**YOUR OBJECTIVE:** Below are the records; collect from them each line containing the string "JSON".

**DATA FOR PROCESSING:**
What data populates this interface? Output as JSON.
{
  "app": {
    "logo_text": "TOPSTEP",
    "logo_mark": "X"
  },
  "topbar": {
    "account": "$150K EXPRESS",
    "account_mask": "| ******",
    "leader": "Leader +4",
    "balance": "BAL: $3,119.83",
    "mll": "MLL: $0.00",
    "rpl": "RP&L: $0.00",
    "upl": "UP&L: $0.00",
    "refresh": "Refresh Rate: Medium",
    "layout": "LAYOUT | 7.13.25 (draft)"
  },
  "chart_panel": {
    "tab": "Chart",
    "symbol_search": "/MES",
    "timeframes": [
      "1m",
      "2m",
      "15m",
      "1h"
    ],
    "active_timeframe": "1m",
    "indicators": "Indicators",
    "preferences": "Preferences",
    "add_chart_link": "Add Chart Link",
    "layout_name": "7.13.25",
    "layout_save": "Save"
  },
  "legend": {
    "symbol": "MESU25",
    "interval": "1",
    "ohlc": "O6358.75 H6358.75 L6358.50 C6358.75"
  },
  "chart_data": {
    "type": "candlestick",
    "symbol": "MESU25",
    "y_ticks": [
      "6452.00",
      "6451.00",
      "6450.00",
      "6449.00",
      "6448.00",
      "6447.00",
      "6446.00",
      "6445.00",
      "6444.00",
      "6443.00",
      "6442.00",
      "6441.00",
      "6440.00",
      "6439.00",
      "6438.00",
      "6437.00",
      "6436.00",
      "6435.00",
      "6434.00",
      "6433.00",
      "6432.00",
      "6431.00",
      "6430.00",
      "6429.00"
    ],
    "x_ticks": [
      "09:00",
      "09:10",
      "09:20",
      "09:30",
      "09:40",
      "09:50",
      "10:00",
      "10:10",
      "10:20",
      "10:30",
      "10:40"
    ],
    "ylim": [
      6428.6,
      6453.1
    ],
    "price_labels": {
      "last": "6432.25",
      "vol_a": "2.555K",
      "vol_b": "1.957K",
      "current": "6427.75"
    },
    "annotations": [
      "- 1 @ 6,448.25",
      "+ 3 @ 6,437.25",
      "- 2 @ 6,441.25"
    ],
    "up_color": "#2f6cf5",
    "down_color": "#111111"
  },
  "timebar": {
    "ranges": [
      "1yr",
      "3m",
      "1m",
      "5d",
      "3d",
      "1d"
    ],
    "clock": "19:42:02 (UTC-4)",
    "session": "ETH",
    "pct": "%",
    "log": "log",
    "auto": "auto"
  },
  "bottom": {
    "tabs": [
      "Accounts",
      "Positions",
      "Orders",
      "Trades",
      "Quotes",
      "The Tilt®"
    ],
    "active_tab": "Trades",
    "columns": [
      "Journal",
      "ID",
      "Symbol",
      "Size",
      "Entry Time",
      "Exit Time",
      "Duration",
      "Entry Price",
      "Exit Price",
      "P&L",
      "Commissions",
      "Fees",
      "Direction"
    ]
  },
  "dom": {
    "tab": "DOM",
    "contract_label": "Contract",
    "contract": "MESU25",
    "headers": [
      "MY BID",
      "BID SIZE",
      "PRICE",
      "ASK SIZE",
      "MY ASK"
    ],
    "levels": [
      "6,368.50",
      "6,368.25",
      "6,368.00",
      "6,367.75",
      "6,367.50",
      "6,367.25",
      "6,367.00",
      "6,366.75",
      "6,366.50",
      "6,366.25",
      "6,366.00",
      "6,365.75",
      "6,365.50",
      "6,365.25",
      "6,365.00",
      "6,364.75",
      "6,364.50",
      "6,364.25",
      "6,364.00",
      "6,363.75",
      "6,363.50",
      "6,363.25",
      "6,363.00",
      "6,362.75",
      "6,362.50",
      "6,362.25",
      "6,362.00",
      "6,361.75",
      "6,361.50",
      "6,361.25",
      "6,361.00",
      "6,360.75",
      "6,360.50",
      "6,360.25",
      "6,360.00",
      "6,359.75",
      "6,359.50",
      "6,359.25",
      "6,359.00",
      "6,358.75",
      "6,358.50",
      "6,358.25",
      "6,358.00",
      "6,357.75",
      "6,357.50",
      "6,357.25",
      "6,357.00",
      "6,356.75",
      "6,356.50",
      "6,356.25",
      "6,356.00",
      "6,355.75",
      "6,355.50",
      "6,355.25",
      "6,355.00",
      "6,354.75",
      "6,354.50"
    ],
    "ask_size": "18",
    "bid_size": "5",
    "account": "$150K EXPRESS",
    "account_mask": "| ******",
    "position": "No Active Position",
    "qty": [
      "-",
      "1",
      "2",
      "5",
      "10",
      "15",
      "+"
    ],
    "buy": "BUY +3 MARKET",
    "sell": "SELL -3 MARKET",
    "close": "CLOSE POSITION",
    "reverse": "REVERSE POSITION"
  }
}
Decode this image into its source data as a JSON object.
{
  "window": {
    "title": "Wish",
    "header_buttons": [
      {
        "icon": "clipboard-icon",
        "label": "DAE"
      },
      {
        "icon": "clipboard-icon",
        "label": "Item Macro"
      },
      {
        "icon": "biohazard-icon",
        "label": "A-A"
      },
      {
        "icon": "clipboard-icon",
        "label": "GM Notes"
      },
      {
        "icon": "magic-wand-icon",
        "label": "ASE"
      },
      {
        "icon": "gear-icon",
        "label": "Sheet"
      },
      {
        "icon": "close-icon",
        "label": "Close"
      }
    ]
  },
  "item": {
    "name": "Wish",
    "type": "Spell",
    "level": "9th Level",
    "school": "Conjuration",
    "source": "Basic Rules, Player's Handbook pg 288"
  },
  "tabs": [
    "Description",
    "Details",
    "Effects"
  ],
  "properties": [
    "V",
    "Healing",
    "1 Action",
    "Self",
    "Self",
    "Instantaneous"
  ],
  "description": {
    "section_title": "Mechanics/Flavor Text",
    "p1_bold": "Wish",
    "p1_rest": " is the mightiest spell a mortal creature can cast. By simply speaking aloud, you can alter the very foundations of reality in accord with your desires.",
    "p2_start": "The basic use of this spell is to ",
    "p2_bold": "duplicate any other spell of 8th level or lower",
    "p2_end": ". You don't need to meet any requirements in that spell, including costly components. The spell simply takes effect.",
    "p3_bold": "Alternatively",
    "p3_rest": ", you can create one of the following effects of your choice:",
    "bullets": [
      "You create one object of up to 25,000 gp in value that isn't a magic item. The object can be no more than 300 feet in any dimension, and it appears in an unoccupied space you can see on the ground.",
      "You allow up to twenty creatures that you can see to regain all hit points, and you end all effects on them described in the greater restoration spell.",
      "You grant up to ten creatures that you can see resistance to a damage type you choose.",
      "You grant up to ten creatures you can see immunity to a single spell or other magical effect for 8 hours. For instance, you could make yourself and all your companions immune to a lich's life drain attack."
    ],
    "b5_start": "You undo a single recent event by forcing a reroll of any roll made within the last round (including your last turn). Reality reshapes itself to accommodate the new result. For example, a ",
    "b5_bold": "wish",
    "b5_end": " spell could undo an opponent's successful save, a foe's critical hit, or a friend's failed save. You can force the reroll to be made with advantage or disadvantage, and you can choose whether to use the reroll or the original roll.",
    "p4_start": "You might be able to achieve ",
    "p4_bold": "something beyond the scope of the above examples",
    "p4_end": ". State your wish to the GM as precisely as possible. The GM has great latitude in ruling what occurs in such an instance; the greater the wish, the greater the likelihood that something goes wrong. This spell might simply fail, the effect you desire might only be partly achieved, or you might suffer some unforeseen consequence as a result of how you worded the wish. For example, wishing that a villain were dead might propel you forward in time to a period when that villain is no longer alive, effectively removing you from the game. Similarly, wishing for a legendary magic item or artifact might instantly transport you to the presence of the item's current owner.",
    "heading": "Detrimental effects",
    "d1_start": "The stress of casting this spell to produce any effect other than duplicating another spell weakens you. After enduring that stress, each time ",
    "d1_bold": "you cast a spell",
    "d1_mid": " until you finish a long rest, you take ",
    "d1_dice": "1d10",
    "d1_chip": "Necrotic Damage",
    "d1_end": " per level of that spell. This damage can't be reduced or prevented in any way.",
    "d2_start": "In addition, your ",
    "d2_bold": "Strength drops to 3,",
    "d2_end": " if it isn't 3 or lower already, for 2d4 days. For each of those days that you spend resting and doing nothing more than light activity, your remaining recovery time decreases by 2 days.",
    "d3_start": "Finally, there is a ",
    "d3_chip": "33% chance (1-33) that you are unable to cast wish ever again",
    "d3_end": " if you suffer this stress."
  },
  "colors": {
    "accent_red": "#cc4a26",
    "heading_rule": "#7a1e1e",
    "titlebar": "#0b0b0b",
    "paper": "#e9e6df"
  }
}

**SOLVED EXERCISE:**
What data populates this interface? Output as JSON.
Decode this image into its source data as a JSON object.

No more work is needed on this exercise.